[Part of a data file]

## Begin

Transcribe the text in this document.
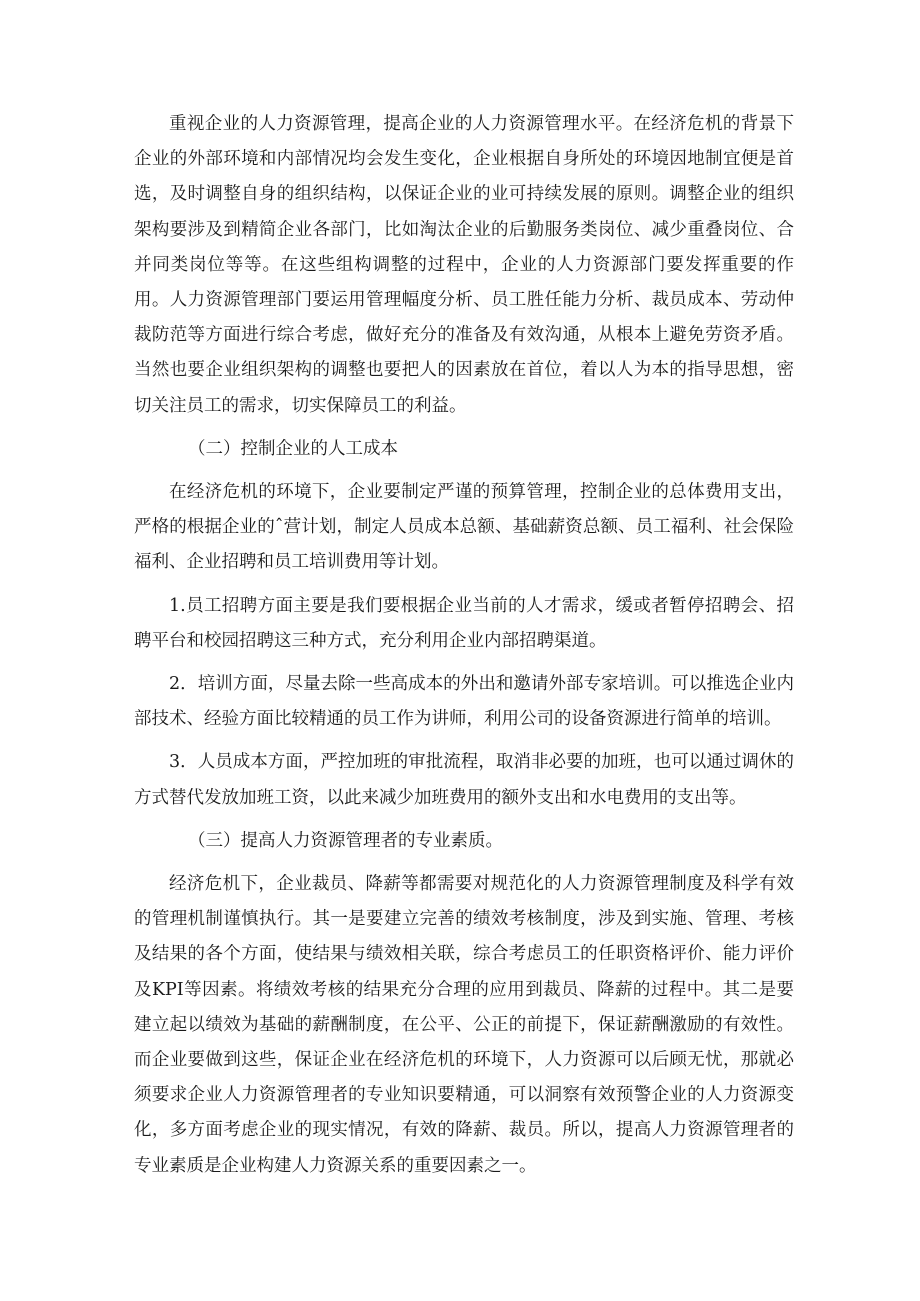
重视企业的人力资源管理，提高企业的人力资源管理水平。在经济危机的背景下企业的外部环境和内部情况均会发生变化，企业根据自身所处的环境因地制宜便是首选，及时调整自身的组织结构，以保证企业的业可持续发展的原则。调整企业的组织架构要涉及到精简企业各部门，比如淘汰企业的后勤服务类岗位、减少重叠岗位、合并同类岗位等等。在这些组构调整的过程中，企业的人力资源部门要发挥重要的作用。人力资源管理部门要运用管理幅度分析、员工胜任能力分析、裁员成本、劳动仲裁防范等方面进行综合考虑，做好充分的准备及有效沟通，从根本上避免劳资矛盾。当然也要企业组织架构的调整也要把人的因素放在首位，着以人为本的指导思想，密切关注员工的需求，切实保障员工的利益。

（二）控制企业的人工成本

在经济危机的环境下，企业要制定严谨的预算管理，控制企业的总体费用支出，严格的根据企业的ˆ营计划，制定人员成本总额、基础薪资总额、员工福利、社会保险福利、企业招聘和员工培训费用等计划。

1.员工招聘方面主要是我们要根据企业当前的人才需求，缓或者暂停招聘会、招聘平台和校园招聘这三种方式，充分利用企业内部招聘渠道。

2．培训方面，尽量去除一些高成本的外出和邀请外部专家培训。可以推选企业内部技术、经验方面比较精通的员工作为讲师，利用公司的设备资源进行简单的培训。

3．人员成本方面，严控加班的审批流程，取消非必要的加班，也可以通过调休的方式替代发放加班工资，以此来减少加班费用的额外支出和水电费用的支出等。

（三）提高人力资源管理者的专业素质。

经济危机下，企业裁员、降薪等都需要对规范化的人力资源管理制度及科学有效的管理机制谨慎执行。其一是要建立完善的绩效考核制度，涉及到实施、管理、考核及结果的各个方面，使结果与绩效相关联，综合考虑员工的任职资格评价、能力评价及KPI等因素。将绩效考核的结果充分合理的应用到裁员、降薪的过程中。其二是要建立起以绩效为基础的薪酬制度，在公平、公正的前提下，保证薪酬激励的有效性。而企业要做到这些，保证企业在经济危机的环境下，人力资源可以后顾无忧，那就必须要求企业人力资源管理者的专业知识要精通，可以洞察有效预警企业的人力资源变化，多方面考虑企业的现实情况，有效的降薪、裁员。所以，提高人力资源管理者的专业素质是企业构建人力资源关系的重要因素之一。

## End

■ Problem statement:
Write out each line of the data exactly; the images should be left out.

■ Response to the task:
Transcribe the text in this document.
重视企业的人力资源管理，提高企业的人力资源管理水平。在经济危机的背景下企业的外部环境和内部情况均会发生变化，企业根据自身所处的环境因地制宜便是首选，及时调整自身的组织结构，以保证企业的业可持续发展的原则。调整企业的组织架构要涉及到精简企业各部门，比如淘汰企业的后勤服务类岗位、减少重叠岗位、合并同类岗位等等。在这些组构调整的过程中，企业的人力资源部门要发挥重要的作用。人力资源管理部门要运用管理幅度分析、员工胜任能力分析、裁员成本、劳动仲裁防范等方面进行综合考虑，做好充分的准备及有效沟通，从根本上避免劳资矛盾。当然也要企业组织架构的调整也要把人的因素放在首位，着以人为本的指导思想，密切关注员工的需求，切实保障员工的利益。

（二）控制企业的人工成本

在经济危机的环境下，企业要制定严谨的预算管理，控制企业的总体费用支出，严格的根据企业的ˆ营计划，制定人员成本总额、基础薪资总额、员工福利、社会保险福利、企业招聘和员工培训费用等计划。

1.员工招聘方面主要是我们要根据企业当前的人才需求，缓或者暂停招聘会、招聘平台和校园招聘这三种方式，充分利用企业内部招聘渠道。

2．培训方面，尽量去除一些高成本的外出和邀请外部专家培训。可以推选企业内部技术、经验方面比较精通的员工作为讲师，利用公司的设备资源进行简单的培训。

3．人员成本方面，严控加班的审批流程，取消非必要的加班，也可以通过调休的方式替代发放加班工资，以此来减少加班费用的额外支出和水电费用的支出等。

（三）提高人力资源管理者的专业素质。

经济危机下，企业裁员、降薪等都需要对规范化的人力资源管理制度及科学有效的管理机制谨慎执行。其一是要建立完善的绩效考核制度，涉及到实施、管理、考核及结果的各个方面，使结果与绩效相关联，综合考虑员工的任职资格评价、能力评价及KPI等因素。将绩效考核的结果充分合理的应用到裁员、降薪的过程中。其二是要建立起以绩效为基础的薪酬制度，在公平、公正的前提下，保证薪酬激励的有效性。而企业要做到这些，保证企业在经济危机的环境下，人力资源可以后顾无忧，那就必须要求企业人力资源管理者的专业知识要精通，可以洞察有效预警企业的人力资源变化，多方面考虑企业的现实情况，有效的降薪、裁员。所以，提高人力资源管理者的专业素质是企业构建人力资源关系的重要因素之一。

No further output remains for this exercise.